>> Start Passage

# Thinking of fitting roof light - advice



## Jamsieboy (Jan 14, 2011)

Hi
I am thinking or replacing the permanent roof vent (cowl) in our van shower room to an opening roof light.
The ideal is to let in light and improve ventilation.
I think it will take a 280 x 280 roof light.
As I am not sure I can do this well I am going to ask a dealer for a price. This should also help keep the warranty in place.

Anybody done this?
Is it worthwhile?
Any idea of likely cost?

Thanks in advance
Cheers


----------



## bigcats30 (Aug 13, 2012)

It's actually very easy

removing and cleaning the old sealant off is probably the hardest (white spirits and elbow grease)

get some of that caravan mastic tape stuff (like a none setting putty) or use sikaflex (very very hard to remove) to seal (remember this doesn't need to hold the roof light on! it's there to seal)

The vents clamp together (like a sandwich) and screw together so no actually drilling into the van.

It's worth going to a dealer and getting a hold of one so you can see...

The vents are around 50 quid for a 28mm one and then just the cleaning and putty to seal so well under a 100 quid to do yourself

A dealer will rip you off

I need to do my bathroom vent as the current one doesn't let in enough light


----------



## Jamsieboy (Jan 14, 2011)

Thanks BigCats30.
Trouble is I would need to cut a whole in the roof to expand the small circular vent up to 280 x280 and that is the bit I fear making an ass of


----------



## rotorywing (Jul 19, 2010)

>> End Passage
>> Start Material supplied

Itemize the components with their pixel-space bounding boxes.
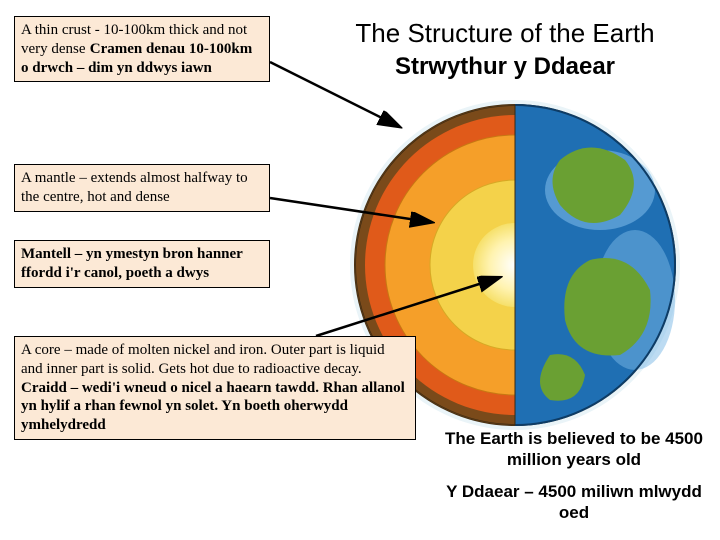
earth-age-en: The Earth is believed to be 4500 million… bbox=[438, 428, 710, 471]
core-text-en: A core – made of molten nickel and iron.… bbox=[21, 342, 385, 377]
earth-age-statement: The Earth is believed to be 4500 million… bbox=[438, 428, 710, 523]
crust-caption: A thin crust - 10-100km thick and not ve… bbox=[14, 16, 270, 82]
earth-age-cy: Y Ddaear – 4500 miliwn mlwydd oed bbox=[438, 481, 710, 524]
core-text-cy: Craidd – wedi'i wneud o nicel a haearn t… bbox=[21, 380, 405, 434]
core-caption: A core – made of molten nickel and iron.… bbox=[14, 336, 416, 440]
mantle-text-en: A mantle – extends almost halfway to the… bbox=[21, 170, 248, 205]
mantle-caption-en: A mantle – extends almost halfway to the… bbox=[14, 164, 270, 212]
mantle-text-cy: Mantell – yn ymestyn bron hanner ffordd … bbox=[21, 246, 243, 281]
mantle-caption-cy: Mantell – yn ymestyn bron hanner ffordd … bbox=[14, 240, 270, 288]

>> End Material supplied

## Goal 1
In the forum thread about fitting a roof light, what size of roof light does the original poster believe the van will take?
## Goal 2
Carry on the forum thread about fitting a van roof light from the point at which it stops.

## Response 1
A 280 x 280 roof light.

## Response 2
here's one that a reasonable price, if you do cut the roof try and dig some of the polystyrene out and put a wood insert in place to form a framework
http://www.leisureshopdirect.com/ca...t_20395/mpk_rooflight_290_(280mm_square).aspx.

Martin

Edit: to add


----------



## bigcats30 (Aug 13, 2012)

As martin said you will need to put wood around the edge after cutting as this will stop the two skins (inner and outer) from just clamping together 

Look at one of your windows it's the exact same thing

All you will need is a jigsaw

wood for once you have cut.

Make a template out of cardboard (you may find they have one in the skylight kit) draw that to the roof 

Drill starter holes for the jigsaw at each corner and cut

Just make sure no cables run through that part before you do

Then cut the wood to length insert betwen the skins off the roof as support and glue in place (you may have to remove some of the insulation to push them back so they don't protude)

Insert skylight (making sure it's in the right direction or it will rip off when driving)

You will kick yourself when you see how easy it is...all you need is a day and decent weather. just take your time

And you will feel pretty damn good after doing the job yourself. all for less than £100

Again a dealer WILL charge you the earth in labour.


----------



## Citysafe (Feb 5, 2006)

I cut a door into my van - measure 10 times cut once.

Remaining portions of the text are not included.